→ **What the task requires**
Extract each line from the entries below that has the string "ABCD" in it.

Data listing
+++

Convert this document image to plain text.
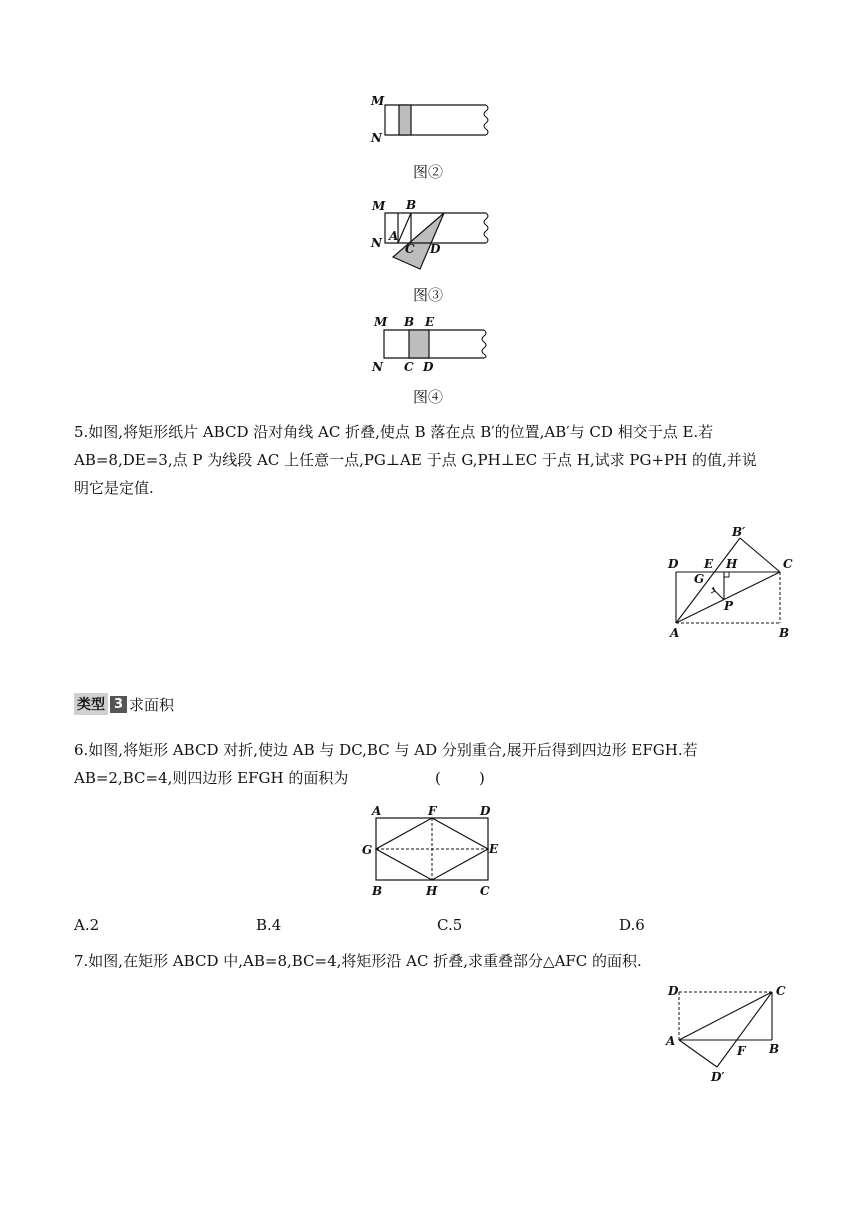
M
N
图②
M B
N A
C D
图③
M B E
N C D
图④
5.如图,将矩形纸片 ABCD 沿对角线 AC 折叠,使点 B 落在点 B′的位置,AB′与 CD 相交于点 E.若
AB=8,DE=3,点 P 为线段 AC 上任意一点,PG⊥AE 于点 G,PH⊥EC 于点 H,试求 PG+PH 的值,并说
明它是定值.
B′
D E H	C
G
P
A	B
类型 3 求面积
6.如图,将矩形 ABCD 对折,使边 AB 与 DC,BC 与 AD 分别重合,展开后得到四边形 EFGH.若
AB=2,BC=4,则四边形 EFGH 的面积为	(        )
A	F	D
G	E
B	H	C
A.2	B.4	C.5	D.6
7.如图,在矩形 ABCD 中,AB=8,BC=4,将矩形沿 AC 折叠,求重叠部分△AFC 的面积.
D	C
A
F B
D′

+++

→ **Output**
5.如图,将矩形纸片 ABCD 沿对角线 AC 折叠,使点 B 落在点 B′的位置,AB′与 CD 相交于点 E.若
6.如图,将矩形 ABCD 对折,使边 AB 与 DC,BC 与 AD 分别重合,展开后得到四边形 EFGH.若
7.如图,在矩形 ABCD 中,AB=8,BC=4,将矩形沿 AC 折叠,求重叠部分△AFC 的面积.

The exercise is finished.